_THE PROBLEM_
Read the material below and tally how many lines hold the word "Riaffiora", giving the number and nothing else.

_Collection entries_
+++++

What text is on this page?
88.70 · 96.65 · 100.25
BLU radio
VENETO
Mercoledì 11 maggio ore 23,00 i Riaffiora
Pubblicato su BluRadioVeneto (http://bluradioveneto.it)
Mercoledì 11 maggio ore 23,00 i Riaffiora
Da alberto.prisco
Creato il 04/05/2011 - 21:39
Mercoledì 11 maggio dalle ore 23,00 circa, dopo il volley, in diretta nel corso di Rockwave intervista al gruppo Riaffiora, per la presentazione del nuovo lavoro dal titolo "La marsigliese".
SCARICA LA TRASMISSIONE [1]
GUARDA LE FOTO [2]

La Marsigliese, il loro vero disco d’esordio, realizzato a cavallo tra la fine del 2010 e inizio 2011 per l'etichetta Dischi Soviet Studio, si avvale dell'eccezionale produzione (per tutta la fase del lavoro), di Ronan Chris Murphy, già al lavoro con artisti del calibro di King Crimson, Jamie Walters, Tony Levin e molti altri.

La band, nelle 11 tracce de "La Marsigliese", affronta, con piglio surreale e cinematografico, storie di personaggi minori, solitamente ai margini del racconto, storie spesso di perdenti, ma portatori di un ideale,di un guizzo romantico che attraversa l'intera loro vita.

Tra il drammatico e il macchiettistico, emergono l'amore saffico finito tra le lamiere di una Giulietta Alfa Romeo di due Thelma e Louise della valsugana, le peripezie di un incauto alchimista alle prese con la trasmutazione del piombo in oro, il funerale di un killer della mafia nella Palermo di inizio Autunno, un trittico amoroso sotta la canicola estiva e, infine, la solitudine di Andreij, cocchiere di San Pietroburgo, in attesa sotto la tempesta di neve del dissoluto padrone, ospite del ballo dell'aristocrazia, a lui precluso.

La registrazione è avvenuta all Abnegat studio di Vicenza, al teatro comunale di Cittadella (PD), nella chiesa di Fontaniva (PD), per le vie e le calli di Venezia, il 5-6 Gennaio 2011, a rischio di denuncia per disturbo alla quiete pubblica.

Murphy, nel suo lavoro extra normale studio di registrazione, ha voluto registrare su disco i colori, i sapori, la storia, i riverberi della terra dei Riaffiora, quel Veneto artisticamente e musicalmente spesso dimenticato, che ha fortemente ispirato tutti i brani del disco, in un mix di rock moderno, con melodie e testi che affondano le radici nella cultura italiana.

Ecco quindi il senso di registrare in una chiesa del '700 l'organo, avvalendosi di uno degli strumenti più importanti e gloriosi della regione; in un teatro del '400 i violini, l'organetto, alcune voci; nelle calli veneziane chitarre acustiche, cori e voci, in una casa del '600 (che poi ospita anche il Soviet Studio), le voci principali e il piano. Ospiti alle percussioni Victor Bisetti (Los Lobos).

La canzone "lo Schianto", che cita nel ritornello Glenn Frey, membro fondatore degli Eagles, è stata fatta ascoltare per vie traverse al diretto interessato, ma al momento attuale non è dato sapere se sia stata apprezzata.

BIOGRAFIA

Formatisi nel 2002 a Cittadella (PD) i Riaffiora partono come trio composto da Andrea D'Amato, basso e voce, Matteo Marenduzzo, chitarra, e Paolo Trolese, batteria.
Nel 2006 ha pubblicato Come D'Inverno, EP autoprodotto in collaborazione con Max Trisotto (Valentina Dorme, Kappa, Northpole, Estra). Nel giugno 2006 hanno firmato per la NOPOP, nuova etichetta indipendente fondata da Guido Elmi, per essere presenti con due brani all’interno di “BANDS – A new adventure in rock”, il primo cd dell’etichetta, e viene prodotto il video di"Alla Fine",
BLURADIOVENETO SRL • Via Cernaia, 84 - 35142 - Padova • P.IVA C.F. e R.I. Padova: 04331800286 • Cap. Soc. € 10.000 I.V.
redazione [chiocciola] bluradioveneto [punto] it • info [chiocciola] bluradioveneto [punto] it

+++++

_RESULT FOR THIS TASK_
5